DIRECTION: Find all the lines with "JSON" and gather them.
"""
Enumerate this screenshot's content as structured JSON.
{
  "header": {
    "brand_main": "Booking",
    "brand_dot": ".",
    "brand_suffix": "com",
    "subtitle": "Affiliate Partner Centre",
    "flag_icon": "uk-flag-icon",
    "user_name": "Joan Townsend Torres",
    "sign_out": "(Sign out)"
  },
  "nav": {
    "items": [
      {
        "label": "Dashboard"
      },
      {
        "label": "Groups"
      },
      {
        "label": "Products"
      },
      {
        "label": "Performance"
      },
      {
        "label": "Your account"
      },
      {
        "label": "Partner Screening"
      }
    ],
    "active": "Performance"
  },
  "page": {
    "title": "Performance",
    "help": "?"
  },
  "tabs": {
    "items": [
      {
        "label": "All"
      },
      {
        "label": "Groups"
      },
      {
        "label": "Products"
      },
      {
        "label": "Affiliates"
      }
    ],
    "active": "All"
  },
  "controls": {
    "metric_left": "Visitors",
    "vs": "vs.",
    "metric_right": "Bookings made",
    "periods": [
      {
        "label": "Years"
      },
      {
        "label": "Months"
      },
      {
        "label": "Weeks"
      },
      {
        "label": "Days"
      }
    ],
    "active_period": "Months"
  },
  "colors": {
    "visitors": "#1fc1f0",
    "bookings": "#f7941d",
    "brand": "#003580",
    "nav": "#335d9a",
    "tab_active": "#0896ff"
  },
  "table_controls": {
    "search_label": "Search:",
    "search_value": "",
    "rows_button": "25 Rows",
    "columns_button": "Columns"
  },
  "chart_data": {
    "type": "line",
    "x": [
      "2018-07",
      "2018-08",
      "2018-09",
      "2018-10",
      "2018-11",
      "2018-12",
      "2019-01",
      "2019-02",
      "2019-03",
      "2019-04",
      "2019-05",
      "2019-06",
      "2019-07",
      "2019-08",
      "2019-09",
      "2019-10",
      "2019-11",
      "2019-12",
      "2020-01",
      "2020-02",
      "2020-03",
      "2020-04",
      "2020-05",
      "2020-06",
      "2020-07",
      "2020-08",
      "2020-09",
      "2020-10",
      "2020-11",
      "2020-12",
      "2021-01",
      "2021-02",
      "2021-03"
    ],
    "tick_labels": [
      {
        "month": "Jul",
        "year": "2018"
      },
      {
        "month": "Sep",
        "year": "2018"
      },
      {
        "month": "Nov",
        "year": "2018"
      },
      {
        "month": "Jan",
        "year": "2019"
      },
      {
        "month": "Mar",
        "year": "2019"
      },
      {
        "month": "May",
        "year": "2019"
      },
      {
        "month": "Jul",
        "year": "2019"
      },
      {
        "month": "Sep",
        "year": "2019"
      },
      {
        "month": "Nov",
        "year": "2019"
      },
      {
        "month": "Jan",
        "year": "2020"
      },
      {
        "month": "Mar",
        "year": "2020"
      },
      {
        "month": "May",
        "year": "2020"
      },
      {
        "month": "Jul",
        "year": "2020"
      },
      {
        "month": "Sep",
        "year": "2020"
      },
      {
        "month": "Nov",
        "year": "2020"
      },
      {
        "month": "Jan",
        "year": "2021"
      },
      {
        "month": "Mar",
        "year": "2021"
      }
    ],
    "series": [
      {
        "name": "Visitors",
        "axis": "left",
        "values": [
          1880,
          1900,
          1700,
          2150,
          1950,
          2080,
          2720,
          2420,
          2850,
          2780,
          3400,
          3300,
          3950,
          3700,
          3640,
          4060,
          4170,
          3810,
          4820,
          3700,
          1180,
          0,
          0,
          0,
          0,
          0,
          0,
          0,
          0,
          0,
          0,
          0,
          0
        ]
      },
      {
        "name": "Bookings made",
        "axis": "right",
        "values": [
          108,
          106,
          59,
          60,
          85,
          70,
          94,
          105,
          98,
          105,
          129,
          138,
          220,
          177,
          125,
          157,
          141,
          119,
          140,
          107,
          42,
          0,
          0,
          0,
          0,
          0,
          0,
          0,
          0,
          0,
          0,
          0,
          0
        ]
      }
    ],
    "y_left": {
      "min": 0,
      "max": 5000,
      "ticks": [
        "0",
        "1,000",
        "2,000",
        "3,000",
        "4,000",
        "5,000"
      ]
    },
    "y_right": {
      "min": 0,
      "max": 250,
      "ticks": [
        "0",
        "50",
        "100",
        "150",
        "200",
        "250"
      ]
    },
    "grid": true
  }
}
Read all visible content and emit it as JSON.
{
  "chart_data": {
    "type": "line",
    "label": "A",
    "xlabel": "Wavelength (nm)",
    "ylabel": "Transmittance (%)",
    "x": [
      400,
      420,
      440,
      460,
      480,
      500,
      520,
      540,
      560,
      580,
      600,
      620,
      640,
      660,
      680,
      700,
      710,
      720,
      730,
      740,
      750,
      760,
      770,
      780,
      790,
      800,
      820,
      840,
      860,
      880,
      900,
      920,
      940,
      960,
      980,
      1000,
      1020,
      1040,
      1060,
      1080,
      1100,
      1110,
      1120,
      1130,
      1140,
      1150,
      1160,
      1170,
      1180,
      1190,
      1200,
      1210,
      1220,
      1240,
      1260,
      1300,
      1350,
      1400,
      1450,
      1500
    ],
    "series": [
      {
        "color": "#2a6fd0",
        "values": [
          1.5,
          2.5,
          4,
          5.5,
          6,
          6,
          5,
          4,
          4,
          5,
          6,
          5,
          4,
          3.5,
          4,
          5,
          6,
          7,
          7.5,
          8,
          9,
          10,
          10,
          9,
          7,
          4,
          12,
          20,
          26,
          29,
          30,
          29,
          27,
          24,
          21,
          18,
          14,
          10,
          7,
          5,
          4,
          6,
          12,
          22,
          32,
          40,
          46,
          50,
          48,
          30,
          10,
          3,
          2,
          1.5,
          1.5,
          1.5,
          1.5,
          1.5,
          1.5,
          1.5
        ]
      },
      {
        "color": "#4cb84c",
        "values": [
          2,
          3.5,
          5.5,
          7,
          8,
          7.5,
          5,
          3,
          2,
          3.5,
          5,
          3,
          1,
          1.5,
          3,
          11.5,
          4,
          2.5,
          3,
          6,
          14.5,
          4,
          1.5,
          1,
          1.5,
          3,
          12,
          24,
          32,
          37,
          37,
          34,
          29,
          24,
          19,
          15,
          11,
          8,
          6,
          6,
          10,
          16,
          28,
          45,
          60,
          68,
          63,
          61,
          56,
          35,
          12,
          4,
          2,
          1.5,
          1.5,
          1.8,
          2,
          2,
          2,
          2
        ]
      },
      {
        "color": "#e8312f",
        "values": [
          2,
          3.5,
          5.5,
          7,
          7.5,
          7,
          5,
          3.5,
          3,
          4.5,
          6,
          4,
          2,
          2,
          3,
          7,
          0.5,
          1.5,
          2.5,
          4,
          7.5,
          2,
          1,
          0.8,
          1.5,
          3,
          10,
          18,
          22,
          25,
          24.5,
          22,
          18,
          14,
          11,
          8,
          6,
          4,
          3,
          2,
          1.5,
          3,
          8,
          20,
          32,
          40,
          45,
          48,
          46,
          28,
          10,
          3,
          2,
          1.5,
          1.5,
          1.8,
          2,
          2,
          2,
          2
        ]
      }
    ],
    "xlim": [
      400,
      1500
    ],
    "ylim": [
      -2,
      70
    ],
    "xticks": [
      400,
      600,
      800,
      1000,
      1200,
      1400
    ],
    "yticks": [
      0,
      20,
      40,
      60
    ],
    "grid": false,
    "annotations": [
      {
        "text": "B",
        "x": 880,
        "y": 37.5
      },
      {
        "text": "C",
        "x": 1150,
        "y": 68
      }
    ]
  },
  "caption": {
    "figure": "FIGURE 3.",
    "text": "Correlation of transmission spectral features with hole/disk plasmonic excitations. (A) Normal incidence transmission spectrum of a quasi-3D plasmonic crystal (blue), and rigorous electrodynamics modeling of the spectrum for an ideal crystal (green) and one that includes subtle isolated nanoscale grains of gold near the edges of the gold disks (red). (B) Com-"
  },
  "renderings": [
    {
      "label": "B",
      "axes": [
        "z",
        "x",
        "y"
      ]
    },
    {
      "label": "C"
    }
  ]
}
"""
ANSWER TO THIS EXERCISE:
Enumerate this screenshot's content as structured JSON.
Read all visible content and emit it as JSON.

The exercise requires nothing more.